• _EXCERPTED DATA_
★ ★ ★ ★

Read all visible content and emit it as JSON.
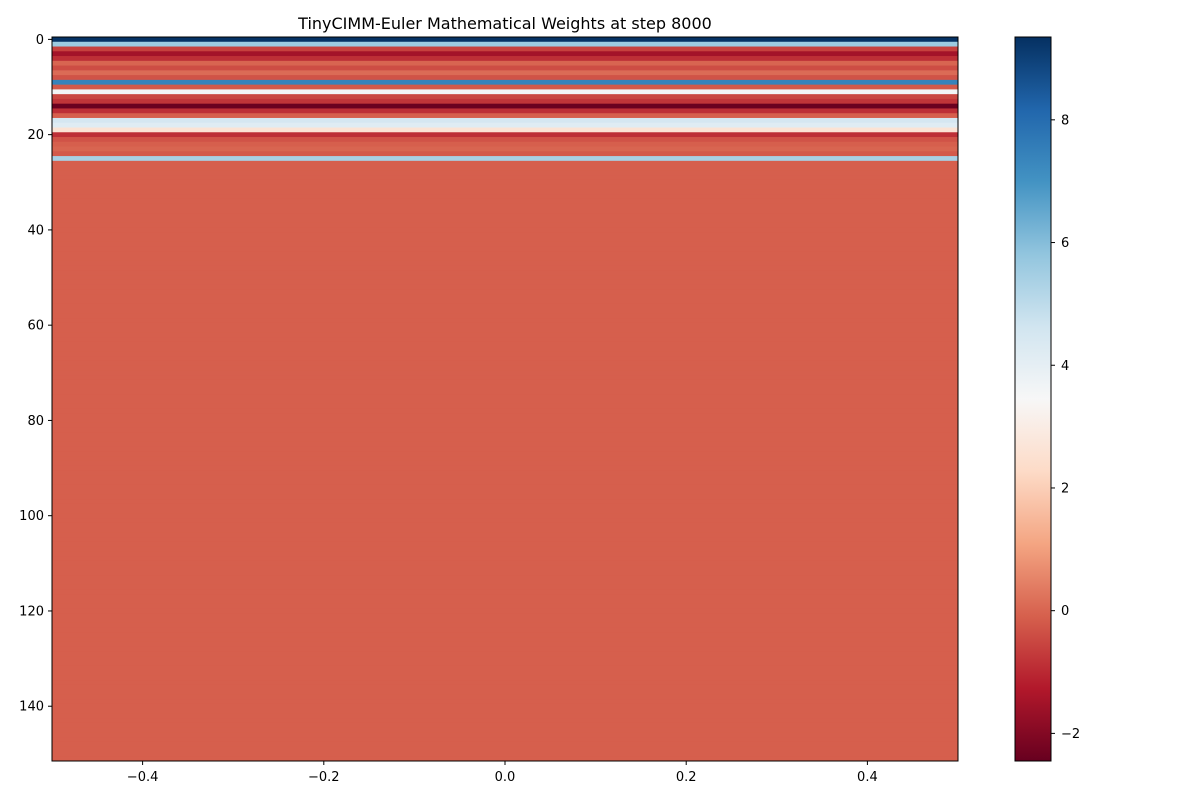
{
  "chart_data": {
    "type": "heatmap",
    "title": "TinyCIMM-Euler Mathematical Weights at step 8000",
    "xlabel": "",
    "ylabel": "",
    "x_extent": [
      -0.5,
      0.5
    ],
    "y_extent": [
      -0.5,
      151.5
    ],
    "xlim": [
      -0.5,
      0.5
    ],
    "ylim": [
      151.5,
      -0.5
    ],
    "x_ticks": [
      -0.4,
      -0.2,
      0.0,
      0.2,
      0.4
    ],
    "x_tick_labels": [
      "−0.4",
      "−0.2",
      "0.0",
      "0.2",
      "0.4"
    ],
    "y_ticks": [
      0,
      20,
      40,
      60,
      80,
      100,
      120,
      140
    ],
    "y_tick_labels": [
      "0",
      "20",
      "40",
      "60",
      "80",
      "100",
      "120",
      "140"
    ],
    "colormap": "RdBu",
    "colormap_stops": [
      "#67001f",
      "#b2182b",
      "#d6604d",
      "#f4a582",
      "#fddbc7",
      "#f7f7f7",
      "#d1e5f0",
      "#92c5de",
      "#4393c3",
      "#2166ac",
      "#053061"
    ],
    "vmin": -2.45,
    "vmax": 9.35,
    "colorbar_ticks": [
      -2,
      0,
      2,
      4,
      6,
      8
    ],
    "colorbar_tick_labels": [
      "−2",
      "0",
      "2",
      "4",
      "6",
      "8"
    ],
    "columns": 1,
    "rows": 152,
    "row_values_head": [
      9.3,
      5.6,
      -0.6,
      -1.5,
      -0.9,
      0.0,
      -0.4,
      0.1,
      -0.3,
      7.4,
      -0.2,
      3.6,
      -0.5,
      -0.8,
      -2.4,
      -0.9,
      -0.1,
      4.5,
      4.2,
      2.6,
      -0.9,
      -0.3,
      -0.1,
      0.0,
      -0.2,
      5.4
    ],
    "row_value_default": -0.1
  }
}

★ ★ ★ ★

• _TASK OBJECTIVE_
Set down the material above as is, without any pictures.

• _CORRECT RESPONSE_
Read all visible content and emit it as JSON.
{
  "chart_data": {
    "type": "heatmap",
    "title": "TinyCIMM-Euler Mathematical Weights at step 8000",
    "xlabel": "",
    "ylabel": "",
    "x_extent": [
      -0.5,
      0.5
    ],
    "y_extent": [
      -0.5,
      151.5
    ],
    "xlim": [
      -0.5,
      0.5
    ],
    "ylim": [
      151.5,
      -0.5
    ],
    "x_ticks": [
      -0.4,
      -0.2,
      0.0,
      0.2,
      0.4
    ],
    "x_tick_labels": [
      "−0.4",
      "−0.2",
      "0.0",
      "0.2",
      "0.4"
    ],
    "y_ticks": [
      0,
      20,
      40,
      60,
      80,
      100,
      120,
      140
    ],
    "y_tick_labels": [
      "0",
      "20",
      "40",
      "60",
      "80",
      "100",
      "120",
      "140"
    ],
    "colormap": "RdBu",
    "colormap_stops": [
      "#67001f",
      "#b2182b",
      "#d6604d",
      "#f4a582",
      "#fddbc7",
      "#f7f7f7",
      "#d1e5f0",
      "#92c5de",
      "#4393c3",
      "#2166ac",
      "#053061"
    ],
    "vmin": -2.45,
    "vmax": 9.35,
    "colorbar_ticks": [
      -2,
      0,
      2,
      4,
      6,
      8
    ],
    "colorbar_tick_labels": [
      "−2",
      "0",
      "2",
      "4",
      "6",
      "8"
    ],
    "columns": 1,
    "rows": 152,
    "row_values_head": [
      9.3,
      5.6,
      -0.6,
      -1.5,
      -0.9,
      0.0,
      -0.4,
      0.1,
      -0.3,
      7.4,
      -0.2,
      3.6,
      -0.5,
      -0.8,
      -2.4,
      -0.9,
      -0.1,
      4.5,
      4.2,
      2.6,
      -0.9,
      -0.3,
      -0.1,
      0.0,
      -0.2,
      5.4
    ],
    "row_value_default": -0.1
  }
}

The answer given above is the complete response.